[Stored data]

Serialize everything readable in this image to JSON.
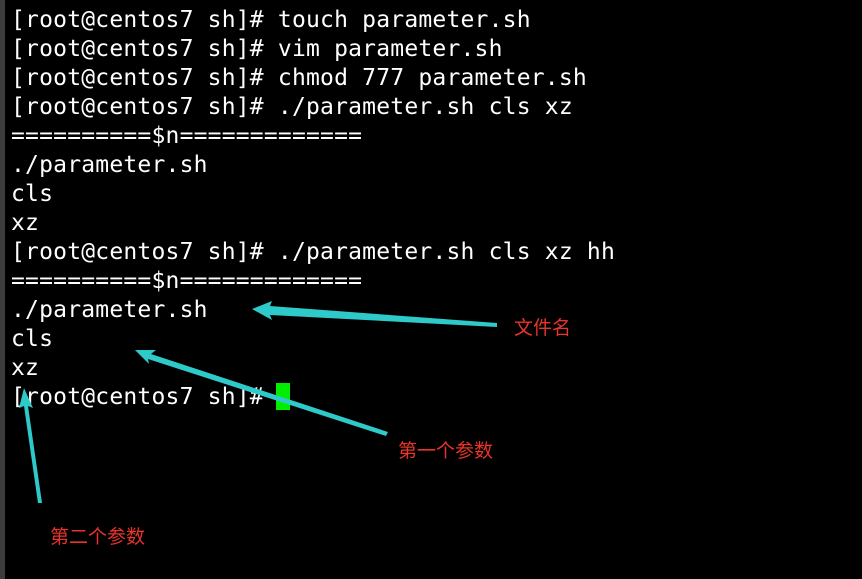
{
  "terminal": {
    "lines": [
      "[root@centos7 sh]# touch parameter.sh",
      "[root@centos7 sh]# vim parameter.sh",
      "[root@centos7 sh]# chmod 777 parameter.sh",
      "[root@centos7 sh]# ./parameter.sh cls xz",
      "==========$n=============",
      "./parameter.sh",
      "cls",
      "xz",
      "[root@centos7 sh]# ./parameter.sh cls xz hh",
      "==========$n=============",
      "./parameter.sh",
      "cls",
      "xz",
      "[root@centos7 sh]# "
    ],
    "cursor_color": "#00ee00",
    "background": "#000000",
    "foreground": "#ffffff"
  },
  "annotations": {
    "filename_label": "文件名",
    "first_param_label": "第一个参数",
    "second_param_label": "第二个参数",
    "label_color": "#e8342b",
    "arrow_color": "#2ec9c9"
  }
}
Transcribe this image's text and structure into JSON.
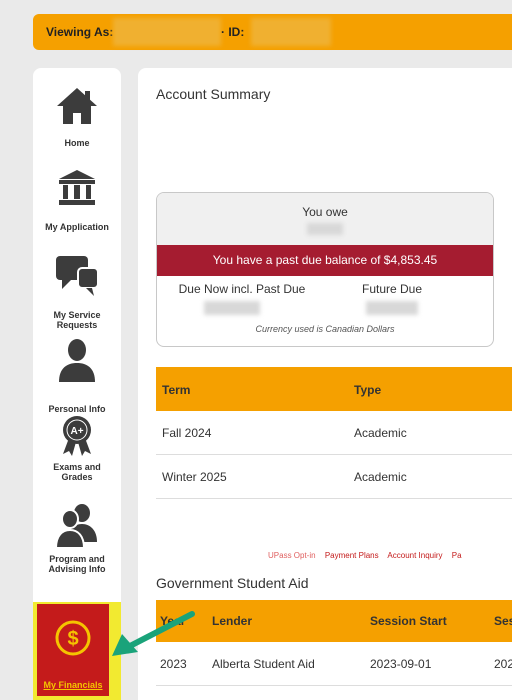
{
  "topbar": {
    "viewing_label": "Viewing As:",
    "id_label": "· ID:"
  },
  "sidebar": {
    "items": [
      {
        "label": "Home"
      },
      {
        "label": "My Application"
      },
      {
        "label_line1": "My Service",
        "label_line2": "Requests"
      },
      {
        "label": "Personal Info"
      },
      {
        "label_line1": "Exams and",
        "label_line2": "Grades"
      },
      {
        "label_line1": "Program and",
        "label_line2": "Advising Info"
      },
      {
        "label": "My Financials"
      }
    ],
    "badge": "A+"
  },
  "main": {
    "title": "Account Summary",
    "owe_card": {
      "you_owe_label": "You owe",
      "past_due_text": "You have a past due balance of $4,853.45",
      "due_now_label": "Due Now incl. Past Due",
      "future_due_label": "Future Due",
      "currency_note": "Currency used is Canadian Dollars"
    },
    "term_table": {
      "headers": [
        "Term",
        "Type"
      ],
      "rows": [
        [
          "Fall 2024",
          "Academic"
        ],
        [
          "Winter 2025",
          "Academic"
        ]
      ]
    },
    "links": [
      "UPass Opt-in",
      "Payment Plans",
      "Account Inquiry",
      "Pa"
    ],
    "aid_title": "Government Student Aid",
    "aid_table": {
      "headers": [
        "Year",
        "Lender",
        "Session Start",
        "Ses"
      ],
      "rows": [
        [
          "2023",
          "Alberta Student Aid",
          "2023-09-01",
          "202"
        ]
      ]
    }
  },
  "colors": {
    "accent_orange": "#f5a000",
    "past_due_red": "#a51c30",
    "financials_red": "#c41b1b",
    "highlight_yellow": "#f2ea30",
    "arrow_green": "#1aa37a",
    "link_red": "#c41b1b"
  },
  "icons": [
    "home-icon",
    "bank-icon",
    "chat-bubbles-icon",
    "person-icon",
    "award-badge-icon",
    "people-icon",
    "dollar-circle-icon",
    "arrow-icon"
  ]
}
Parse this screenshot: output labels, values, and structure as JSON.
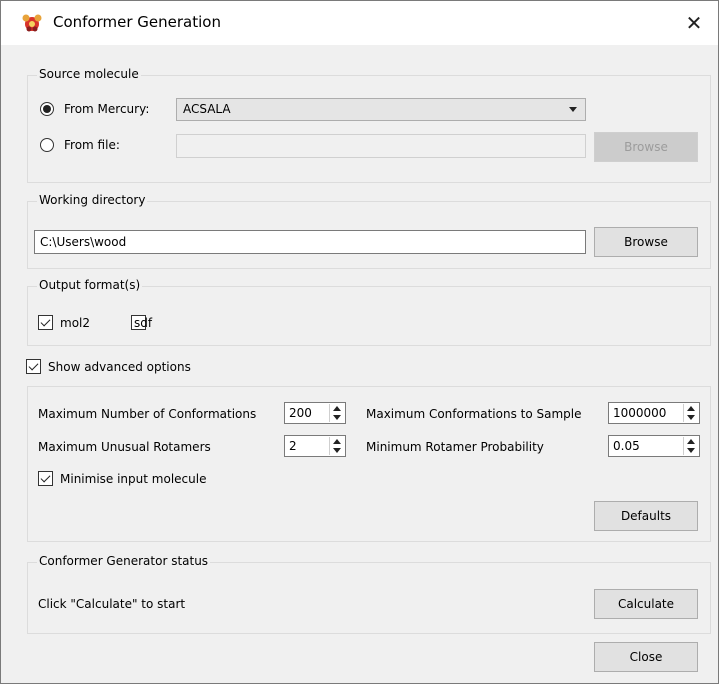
{
  "window": {
    "title": "Conformer Generation",
    "close_glyph": "✕"
  },
  "source": {
    "legend": "Source molecule",
    "from_mercury_label": "From Mercury:",
    "mercury_selected": "ACSALA",
    "from_file_label": "From file:",
    "file_value": "",
    "browse_label": "Browse"
  },
  "working_dir": {
    "legend": "Working directory",
    "path": "C:\\Users\\wood",
    "browse_label": "Browse"
  },
  "output": {
    "legend": "Output format(s)",
    "mol2_label": "mol2",
    "mol2_checked": true,
    "sdf_label": "sdf",
    "sdf_checked": false
  },
  "advanced": {
    "show_label": "Show advanced options",
    "show_checked": true,
    "max_conformations_label": "Maximum Number of Conformations",
    "max_conformations_value": "200",
    "max_unusual_rotamers_label": "Maximum Unusual Rotamers",
    "max_unusual_rotamers_value": "2",
    "max_sample_label": "Maximum Conformations to Sample",
    "max_sample_value": "1000000",
    "min_rotamer_prob_label": "Minimum Rotamer Probability",
    "min_rotamer_prob_value": "0.05",
    "minimise_label": "Minimise input molecule",
    "minimise_checked": true,
    "defaults_label": "Defaults"
  },
  "status": {
    "legend": "Conformer Generator status",
    "message": "Click \"Calculate\" to start",
    "calculate_label": "Calculate"
  },
  "footer": {
    "close_label": "Close"
  },
  "icons": {
    "app": "mercury-app-icon"
  },
  "colors": {
    "window_bg": "#f0f0f0",
    "titlebar_bg": "#ffffff",
    "button_bg": "#e1e1e1"
  }
}
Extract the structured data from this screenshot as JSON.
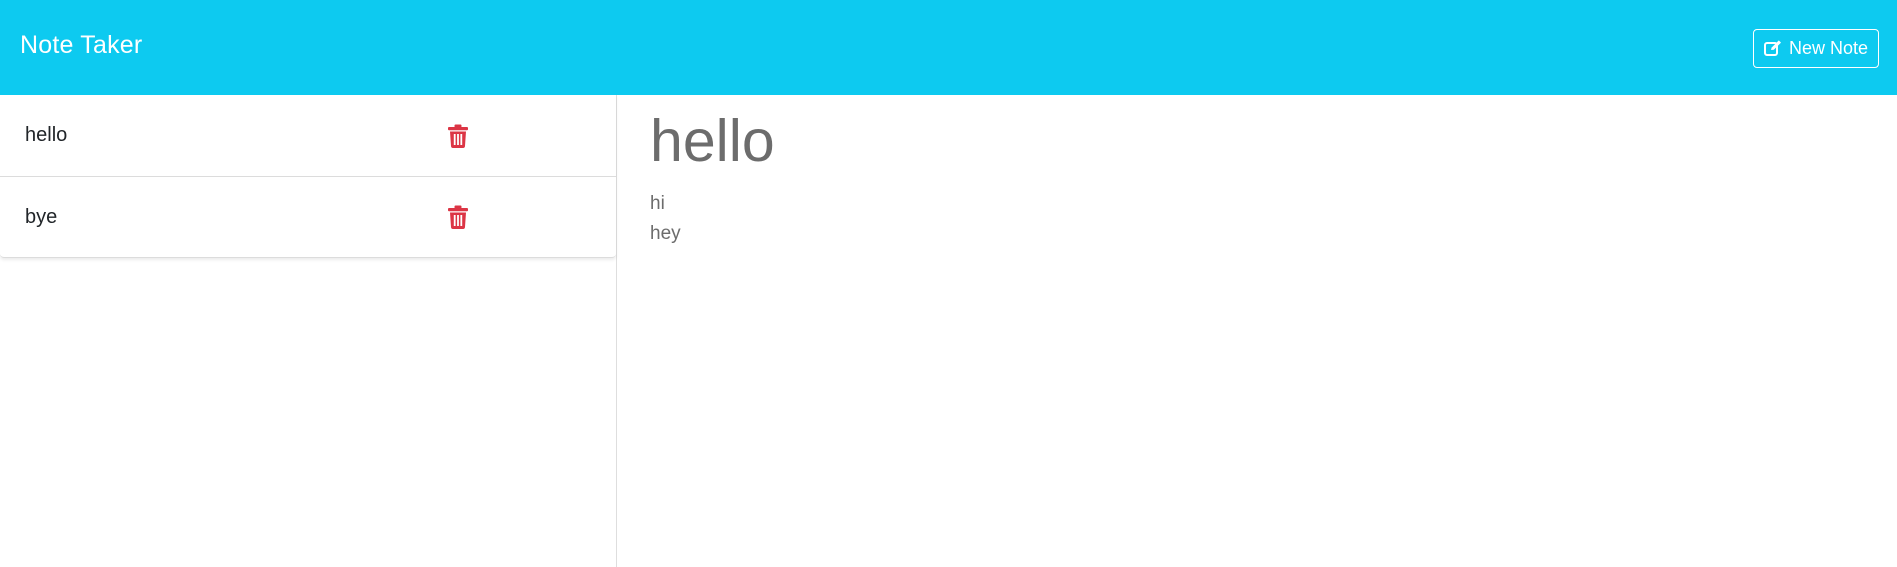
{
  "app": {
    "title": "Note Taker"
  },
  "toolbar": {
    "new_note_label": "New Note",
    "new_note_icon": "pen-to-square-icon"
  },
  "notes": [
    {
      "title": "hello",
      "delete_icon": "trash-icon"
    },
    {
      "title": "bye",
      "delete_icon": "trash-icon"
    }
  ],
  "active_note": {
    "title": "hello",
    "lines": [
      "hi",
      "hey"
    ]
  },
  "colors": {
    "navbar": "#0dcaf0",
    "delete": "#dc3545",
    "note_text": "#6c6c6c"
  }
}
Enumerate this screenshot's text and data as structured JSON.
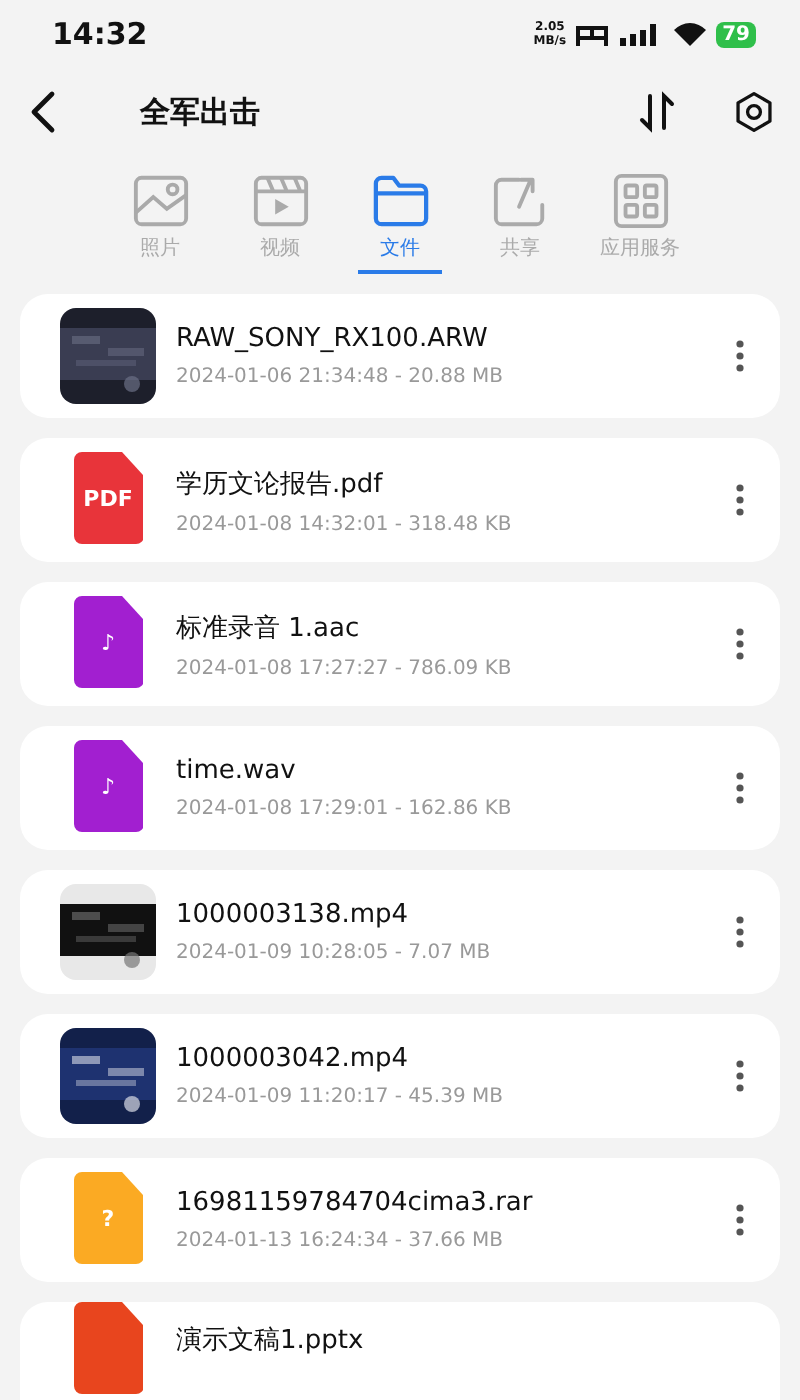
{
  "status_bar": {
    "time": "14:32",
    "speed_value": "2.05",
    "speed_unit": "MB/s",
    "battery": "79"
  },
  "header": {
    "title": "全军出击"
  },
  "tabs": [
    {
      "label": "照片",
      "selected": false
    },
    {
      "label": "视频",
      "kind": "video",
      "selected": false
    },
    {
      "label": "文件",
      "kind": "folder",
      "selected": true
    },
    {
      "label": "共享",
      "kind": "share",
      "selected": false
    },
    {
      "label": "应用服务",
      "kind": "apps",
      "selected": false
    }
  ],
  "files": [
    {
      "name": "RAW_SONY_RX100.ARW",
      "info": "2024-01-06 21:34:48 - 20.88 MB"
    },
    {
      "name": "学历文论报告.pdf",
      "info": "2024-01-08 14:32:01 - 318.48 KB",
      "icon": {
        "kind": "doc",
        "color": "#e8343a",
        "glyph": "PDF"
      }
    },
    {
      "name": "标准录音 1.aac",
      "info": "2024-01-08 17:27:27 - 786.09 KB",
      "icon": {
        "kind": "doc",
        "color": "#a21fd0",
        "glyph": "♪"
      }
    },
    {
      "name": "time.wav",
      "info": "2024-01-08 17:29:01 - 162.86 KB",
      "icon": {
        "kind": "doc",
        "color": "#a21fd0",
        "glyph": "♪"
      }
    },
    {
      "name": "1000003138.mp4",
      "info": "2024-01-09 10:28:05 - 7.07 MB"
    },
    {
      "name": "1000003042.mp4",
      "info": "2024-01-09 11:20:17 - 45.39 MB"
    },
    {
      "name": "16981159784704cima3.rar",
      "info": "2024-01-13 16:24:34 - 37.66 MB",
      "icon": {
        "kind": "doc",
        "color": "#fbaa23",
        "glyph": "?"
      }
    },
    {
      "name": "演示文稿1.pptx",
      "icon": {
        "kind": "doc",
        "color": "#e8451e"
      }
    }
  ]
}
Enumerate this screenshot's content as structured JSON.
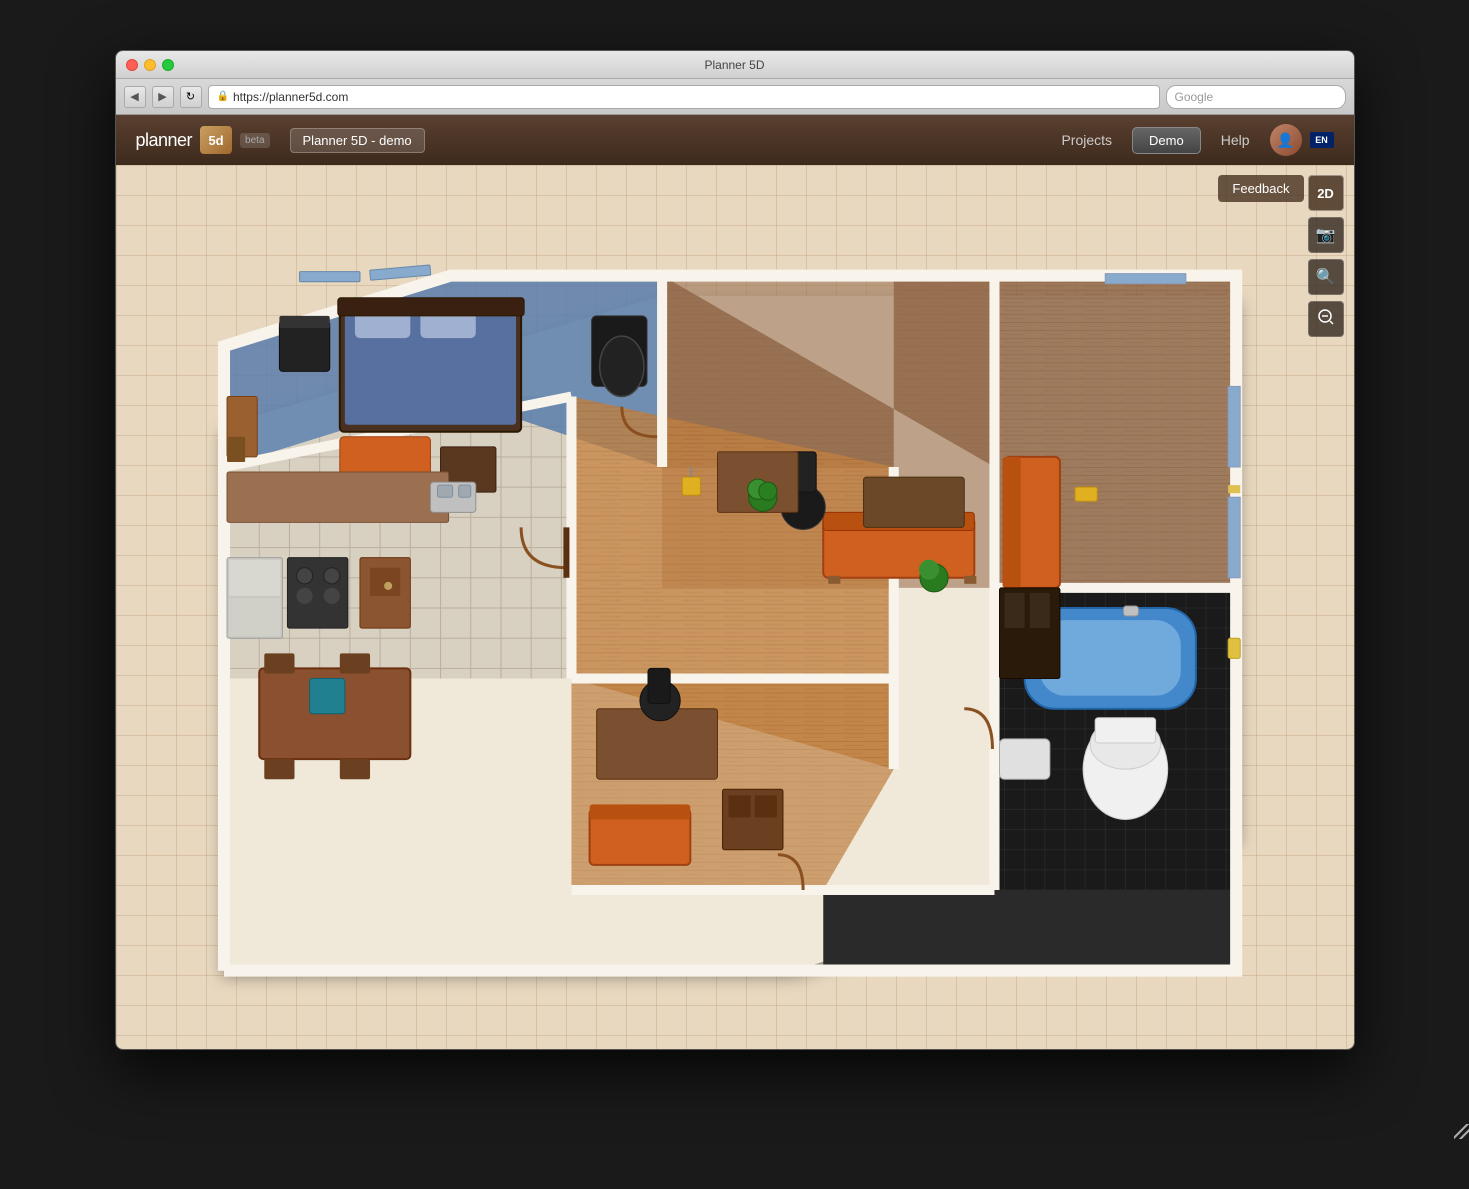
{
  "window": {
    "title": "Planner 5D",
    "traffic_lights": [
      "red",
      "yellow",
      "green"
    ]
  },
  "browser": {
    "url": "https://planner5d.com",
    "search_placeholder": "Google",
    "search_text": "Google",
    "back_icon": "◀",
    "forward_icon": "▶",
    "reload_icon": "↻"
  },
  "header": {
    "logo_text": "planner",
    "logo_number": "5d",
    "beta_label": "beta",
    "project_name": "Planner 5D - demo",
    "nav_items": [
      "Projects",
      "Demo",
      "Help"
    ],
    "demo_label": "Demo"
  },
  "toolbar": {
    "view_2d_label": "2D",
    "screenshot_icon": "camera",
    "zoom_in_icon": "zoom-in",
    "zoom_out_icon": "zoom-out"
  },
  "feedback": {
    "label": "Feedback"
  },
  "floorplan": {
    "description": "3D isometric view of apartment floor plan",
    "rooms": [
      "bedroom",
      "living_room",
      "kitchen",
      "bathroom",
      "hallway",
      "study"
    ]
  }
}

__TASK DETAILS__. For the listing above, identify each line bearing "zoom".

__CORRECT ANSWER__.
    "zoom_in_icon": "zoom-in",
    "zoom_out_icon": "zoom-out"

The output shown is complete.